● Short task:
Your task is to print all of the data word for word.

Saved data entries:

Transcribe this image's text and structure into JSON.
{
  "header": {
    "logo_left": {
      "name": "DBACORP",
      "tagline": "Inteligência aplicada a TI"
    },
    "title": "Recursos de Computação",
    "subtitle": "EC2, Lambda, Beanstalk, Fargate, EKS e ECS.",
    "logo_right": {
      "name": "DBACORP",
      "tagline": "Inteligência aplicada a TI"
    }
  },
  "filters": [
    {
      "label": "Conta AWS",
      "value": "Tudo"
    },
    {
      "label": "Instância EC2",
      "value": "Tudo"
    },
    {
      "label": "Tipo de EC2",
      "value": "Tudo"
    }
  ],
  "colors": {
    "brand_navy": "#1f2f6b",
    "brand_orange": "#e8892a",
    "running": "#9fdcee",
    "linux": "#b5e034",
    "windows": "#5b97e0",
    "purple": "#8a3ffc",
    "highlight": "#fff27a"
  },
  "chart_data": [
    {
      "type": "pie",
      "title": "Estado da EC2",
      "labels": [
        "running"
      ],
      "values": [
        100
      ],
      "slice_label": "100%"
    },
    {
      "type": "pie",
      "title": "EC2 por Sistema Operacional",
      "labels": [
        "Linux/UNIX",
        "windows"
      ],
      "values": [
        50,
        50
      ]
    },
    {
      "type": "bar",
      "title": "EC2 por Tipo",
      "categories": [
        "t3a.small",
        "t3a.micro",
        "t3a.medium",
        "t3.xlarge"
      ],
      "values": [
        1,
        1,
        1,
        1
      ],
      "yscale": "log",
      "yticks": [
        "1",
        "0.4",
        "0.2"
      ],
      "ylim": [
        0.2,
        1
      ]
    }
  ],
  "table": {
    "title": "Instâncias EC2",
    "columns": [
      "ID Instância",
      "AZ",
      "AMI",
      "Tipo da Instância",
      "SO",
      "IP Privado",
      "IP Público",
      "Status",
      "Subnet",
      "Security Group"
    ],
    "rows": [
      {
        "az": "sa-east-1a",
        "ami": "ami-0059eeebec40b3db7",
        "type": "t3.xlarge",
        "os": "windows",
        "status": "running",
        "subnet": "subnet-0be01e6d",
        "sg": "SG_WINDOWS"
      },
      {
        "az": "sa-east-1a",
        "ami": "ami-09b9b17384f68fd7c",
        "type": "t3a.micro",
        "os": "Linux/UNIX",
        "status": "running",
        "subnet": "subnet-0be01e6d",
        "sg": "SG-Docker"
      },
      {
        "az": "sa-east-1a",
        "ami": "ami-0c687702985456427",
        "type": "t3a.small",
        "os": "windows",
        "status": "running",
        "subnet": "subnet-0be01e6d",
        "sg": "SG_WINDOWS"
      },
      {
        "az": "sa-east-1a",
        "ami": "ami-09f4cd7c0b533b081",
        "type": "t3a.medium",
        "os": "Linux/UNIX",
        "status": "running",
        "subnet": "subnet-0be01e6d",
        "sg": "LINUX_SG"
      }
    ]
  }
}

● Exercise solution:
Transcribe this image's text and structure into JSON.
{
  "header": {
    "logo_left": {
      "name": "DBACORP",
      "tagline": "Inteligência aplicada a TI"
    },
    "title": "Recursos de Computação",
    "subtitle": "EC2, Lambda, Beanstalk, Fargate, EKS e ECS.",
    "logo_right": {
      "name": "DBACORP",
      "tagline": "Inteligência aplicada a TI"
    }
  },
  "filters": [
    {
      "label": "Conta AWS",
      "value": "Tudo"
    },
    {
      "label": "Instância EC2",
      "value": "Tudo"
    },
    {
      "label": "Tipo de EC2",
      "value": "Tudo"
    }
  ],
  "colors": {
    "brand_navy": "#1f2f6b",
    "brand_orange": "#e8892a",
    "running": "#9fdcee",
    "linux": "#b5e034",
    "windows": "#5b97e0",
    "purple": "#8a3ffc",
    "highlight": "#fff27a"
  },
  "chart_data": [
    {
      "type": "pie",
      "title": "Estado da EC2",
      "labels": [
        "running"
      ],
      "values": [
        100
      ],
      "slice_label": "100%"
    },
    {
      "type": "pie",
      "title": "EC2 por Sistema Operacional",
      "labels": [
        "Linux/UNIX",
        "windows"
      ],
      "values": [
        50,
        50
      ]
    },
    {
      "type": "bar",
      "title": "EC2 por Tipo",
      "categories": [
        "t3a.small",
        "t3a.micro",
        "t3a.medium",
        "t3.xlarge"
      ],
      "values": [
        1,
        1,
        1,
        1
      ],
      "yscale": "log",
      "yticks": [
        "1",
        "0.4",
        "0.2"
      ],
      "ylim": [
        0.2,
        1
      ]
    }
  ],
  "table": {
    "title": "Instâncias EC2",
    "columns": [
      "ID Instância",
      "AZ",
      "AMI",
      "Tipo da Instância",
      "SO",
      "IP Privado",
      "IP Público",
      "Status",
      "Subnet",
      "Security Group"
    ],
    "rows": [
      {
        "az": "sa-east-1a",
        "ami": "ami-0059eeebec40b3db7",
        "type": "t3.xlarge",
        "os": "windows",
        "status": "running",
        "subnet": "subnet-0be01e6d",
        "sg": "SG_WINDOWS"
      },
      {
        "az": "sa-east-1a",
        "ami": "ami-09b9b17384f68fd7c",
        "type": "t3a.micro",
        "os": "Linux/UNIX",
        "status": "running",
        "subnet": "subnet-0be01e6d",
        "sg": "SG-Docker"
      },
      {
        "az": "sa-east-1a",
        "ami": "ami-0c687702985456427",
        "type": "t3a.small",
        "os": "windows",
        "status": "running",
        "subnet": "subnet-0be01e6d",
        "sg": "SG_WINDOWS"
      },
      {
        "az": "sa-east-1a",
        "ami": "ami-09f4cd7c0b533b081",
        "type": "t3a.medium",
        "os": "Linux/UNIX",
        "status": "running",
        "subnet": "subnet-0be01e6d",
        "sg": "LINUX_SG"
      }
    ]
  }
}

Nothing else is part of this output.